Required work: Reproduce the material exactly, omitting nothing.

Provided records:
------------------------------------------------------------
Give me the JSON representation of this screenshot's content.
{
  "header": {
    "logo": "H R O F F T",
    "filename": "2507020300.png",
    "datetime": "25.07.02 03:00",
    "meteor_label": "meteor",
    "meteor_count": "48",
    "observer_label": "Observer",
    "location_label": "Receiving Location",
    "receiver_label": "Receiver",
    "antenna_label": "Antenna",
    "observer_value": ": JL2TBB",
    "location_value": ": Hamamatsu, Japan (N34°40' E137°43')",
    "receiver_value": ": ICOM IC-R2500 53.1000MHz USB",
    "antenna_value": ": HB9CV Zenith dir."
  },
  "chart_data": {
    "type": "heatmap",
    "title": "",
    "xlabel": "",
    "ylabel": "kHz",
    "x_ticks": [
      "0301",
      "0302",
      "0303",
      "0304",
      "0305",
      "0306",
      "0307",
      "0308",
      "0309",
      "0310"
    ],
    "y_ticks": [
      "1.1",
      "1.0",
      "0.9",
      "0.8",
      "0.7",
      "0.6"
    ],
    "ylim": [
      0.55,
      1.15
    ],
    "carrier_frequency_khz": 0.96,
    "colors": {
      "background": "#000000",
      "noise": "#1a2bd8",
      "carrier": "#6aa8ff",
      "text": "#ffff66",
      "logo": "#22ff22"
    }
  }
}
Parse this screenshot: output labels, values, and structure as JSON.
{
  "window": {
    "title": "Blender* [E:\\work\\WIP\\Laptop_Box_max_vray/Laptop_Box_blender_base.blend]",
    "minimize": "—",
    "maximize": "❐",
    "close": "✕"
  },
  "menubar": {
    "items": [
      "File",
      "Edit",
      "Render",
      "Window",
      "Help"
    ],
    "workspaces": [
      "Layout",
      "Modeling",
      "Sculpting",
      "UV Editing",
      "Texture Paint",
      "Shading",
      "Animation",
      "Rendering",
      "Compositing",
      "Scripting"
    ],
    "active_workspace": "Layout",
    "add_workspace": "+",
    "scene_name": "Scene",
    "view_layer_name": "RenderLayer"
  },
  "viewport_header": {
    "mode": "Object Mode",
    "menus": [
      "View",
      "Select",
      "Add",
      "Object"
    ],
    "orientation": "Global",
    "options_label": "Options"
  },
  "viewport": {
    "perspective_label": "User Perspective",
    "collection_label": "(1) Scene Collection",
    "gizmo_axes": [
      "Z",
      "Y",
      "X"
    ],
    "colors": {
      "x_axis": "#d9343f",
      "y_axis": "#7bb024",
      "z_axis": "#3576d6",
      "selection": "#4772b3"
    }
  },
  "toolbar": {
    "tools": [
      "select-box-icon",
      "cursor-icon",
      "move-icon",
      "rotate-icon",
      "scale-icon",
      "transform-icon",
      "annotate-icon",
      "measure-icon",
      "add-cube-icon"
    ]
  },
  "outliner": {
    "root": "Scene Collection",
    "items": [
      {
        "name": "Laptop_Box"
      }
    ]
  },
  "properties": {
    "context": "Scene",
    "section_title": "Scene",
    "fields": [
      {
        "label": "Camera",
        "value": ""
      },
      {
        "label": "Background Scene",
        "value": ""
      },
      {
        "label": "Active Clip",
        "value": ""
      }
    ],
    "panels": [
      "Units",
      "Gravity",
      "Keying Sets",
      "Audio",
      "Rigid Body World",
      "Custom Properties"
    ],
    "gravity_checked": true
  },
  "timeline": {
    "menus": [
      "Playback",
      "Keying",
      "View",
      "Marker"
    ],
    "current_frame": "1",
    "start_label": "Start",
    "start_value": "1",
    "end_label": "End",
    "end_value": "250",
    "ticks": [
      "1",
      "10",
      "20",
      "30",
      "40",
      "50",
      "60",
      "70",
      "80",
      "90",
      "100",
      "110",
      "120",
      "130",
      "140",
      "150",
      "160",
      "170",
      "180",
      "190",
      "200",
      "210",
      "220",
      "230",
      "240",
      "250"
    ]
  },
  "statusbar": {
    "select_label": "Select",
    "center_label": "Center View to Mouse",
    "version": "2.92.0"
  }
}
------------------------------------------------------------
Task answer:
Give me the JSON representation of this screenshot's content.
{
  "header": {
    "logo": "H R O F F T",
    "filename": "2507020300.png",
    "datetime": "25.07.02 03:00",
    "meteor_label": "meteor",
    "meteor_count": "48",
    "observer_label": "Observer",
    "location_label": "Receiving Location",
    "receiver_label": "Receiver",
    "antenna_label": "Antenna",
    "observer_value": ": JL2TBB",
    "location_value": ": Hamamatsu, Japan (N34°40' E137°43')",
    "receiver_value": ": ICOM IC-R2500 53.1000MHz USB",
    "antenna_value": ": HB9CV Zenith dir."
  },
  "chart_data": {
    "type": "heatmap",
    "title": "",
    "xlabel": "",
    "ylabel": "kHz",
    "x_ticks": [
      "0301",
      "0302",
      "0303",
      "0304",
      "0305",
      "0306",
      "0307",
      "0308",
      "0309",
      "0310"
    ],
    "y_ticks": [
      "1.1",
      "1.0",
      "0.9",
      "0.8",
      "0.7",
      "0.6"
    ],
    "ylim": [
      0.55,
      1.15
    ],
    "carrier_frequency_khz": 0.96,
    "colors": {
      "background": "#000000",
      "noise": "#1a2bd8",
      "carrier": "#6aa8ff",
      "text": "#ffff66",
      "logo": "#22ff22"
    }
  }
}
Parse this screenshot: output labels, values, and structure as JSON.
{
  "window": {
    "title": "Blender* [E:\\work\\WIP\\Laptop_Box_max_vray/Laptop_Box_blender_base.blend]",
    "minimize": "—",
    "maximize": "❐",
    "close": "✕"
  },
  "menubar": {
    "items": [
      "File",
      "Edit",
      "Render",
      "Window",
      "Help"
    ],
    "workspaces": [
      "Layout",
      "Modeling",
      "Sculpting",
      "UV Editing",
      "Texture Paint",
      "Shading",
      "Animation",
      "Rendering",
      "Compositing",
      "Scripting"
    ],
    "active_workspace": "Layout",
    "add_workspace": "+",
    "scene_name": "Scene",
    "view_layer_name": "RenderLayer"
  },
  "viewport_header": {
    "mode": "Object Mode",
    "menus": [
      "View",
      "Select",
      "Add",
      "Object"
    ],
    "orientation": "Global",
    "options_label": "Options"
  },
  "viewport": {
    "perspective_label": "User Perspective",
    "collection_label": "(1) Scene Collection",
    "gizmo_axes": [
      "Z",
      "Y",
      "X"
    ],
    "colors": {
      "x_axis": "#d9343f",
      "y_axis": "#7bb024",
      "z_axis": "#3576d6",
      "selection": "#4772b3"
    }
  },
  "toolbar": {
    "tools": [
      "select-box-icon",
      "cursor-icon",
      "move-icon",
      "rotate-icon",
      "scale-icon",
      "transform-icon",
      "annotate-icon",
      "measure-icon",
      "add-cube-icon"
    ]
  },
  "outliner": {
    "root": "Scene Collection",
    "items": [
      {
        "name": "Laptop_Box"
      }
    ]
  },
  "properties": {
    "context": "Scene",
    "section_title": "Scene",
    "fields": [
      {
        "label": "Camera",
        "value": ""
      },
      {
        "label": "Background Scene",
        "value": ""
      },
      {
        "label": "Active Clip",
        "value": ""
      }
    ],
    "panels": [
      "Units",
      "Gravity",
      "Keying Sets",
      "Audio",
      "Rigid Body World",
      "Custom Properties"
    ],
    "gravity_checked": true
  },
  "timeline": {
    "menus": [
      "Playback",
      "Keying",
      "View",
      "Marker"
    ],
    "current_frame": "1",
    "start_label": "Start",
    "start_value": "1",
    "end_label": "End",
    "end_value": "250",
    "ticks": [
      "1",
      "10",
      "20",
      "30",
      "40",
      "50",
      "60",
      "70",
      "80",
      "90",
      "100",
      "110",
      "120",
      "130",
      "140",
      "150",
      "160",
      "170",
      "180",
      "190",
      "200",
      "210",
      "220",
      "230",
      "240",
      "250"
    ]
  },
  "statusbar": {
    "select_label": "Select",
    "center_label": "Center View to Mouse",
    "version": "2.92.0"
  }
}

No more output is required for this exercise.